Among the entries below, find the lines with "style" and copy them.

* **Data to use**
******

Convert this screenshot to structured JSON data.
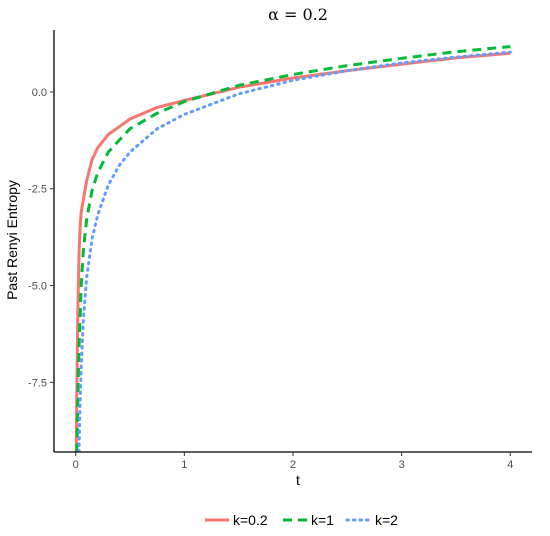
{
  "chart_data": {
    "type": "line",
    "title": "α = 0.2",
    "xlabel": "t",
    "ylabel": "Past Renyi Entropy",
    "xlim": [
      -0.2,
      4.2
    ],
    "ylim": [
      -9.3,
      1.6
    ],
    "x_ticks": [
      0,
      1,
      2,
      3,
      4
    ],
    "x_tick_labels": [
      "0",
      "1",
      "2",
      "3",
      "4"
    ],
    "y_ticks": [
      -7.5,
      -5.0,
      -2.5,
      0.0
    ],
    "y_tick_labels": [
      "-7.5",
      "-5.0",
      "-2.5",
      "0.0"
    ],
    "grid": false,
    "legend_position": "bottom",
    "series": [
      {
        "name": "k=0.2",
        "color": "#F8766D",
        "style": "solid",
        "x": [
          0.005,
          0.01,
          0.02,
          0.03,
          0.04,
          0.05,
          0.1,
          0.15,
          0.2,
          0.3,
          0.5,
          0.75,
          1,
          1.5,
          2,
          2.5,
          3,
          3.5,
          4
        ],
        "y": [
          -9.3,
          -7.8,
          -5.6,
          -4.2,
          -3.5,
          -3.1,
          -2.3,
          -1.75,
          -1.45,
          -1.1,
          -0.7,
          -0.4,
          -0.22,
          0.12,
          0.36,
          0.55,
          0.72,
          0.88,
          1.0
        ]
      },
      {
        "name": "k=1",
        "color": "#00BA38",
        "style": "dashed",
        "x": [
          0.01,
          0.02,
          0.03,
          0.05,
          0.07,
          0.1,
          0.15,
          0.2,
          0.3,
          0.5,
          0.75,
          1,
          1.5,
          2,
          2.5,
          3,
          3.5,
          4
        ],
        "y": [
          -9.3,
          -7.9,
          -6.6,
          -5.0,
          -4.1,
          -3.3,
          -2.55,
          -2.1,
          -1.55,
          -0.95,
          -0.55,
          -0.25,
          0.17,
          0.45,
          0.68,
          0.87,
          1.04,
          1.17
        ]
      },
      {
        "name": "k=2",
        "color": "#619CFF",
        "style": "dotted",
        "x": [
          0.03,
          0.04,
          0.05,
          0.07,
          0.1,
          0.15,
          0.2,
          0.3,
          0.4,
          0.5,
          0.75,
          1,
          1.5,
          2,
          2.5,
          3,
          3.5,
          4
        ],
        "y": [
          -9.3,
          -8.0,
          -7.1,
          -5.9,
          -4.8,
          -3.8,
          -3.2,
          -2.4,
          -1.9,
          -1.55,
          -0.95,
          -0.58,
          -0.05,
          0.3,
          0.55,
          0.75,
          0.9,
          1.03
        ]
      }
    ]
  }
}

******

* **Final result**
        "style": "solid",
        "style": "dashed",
        "style": "dotted",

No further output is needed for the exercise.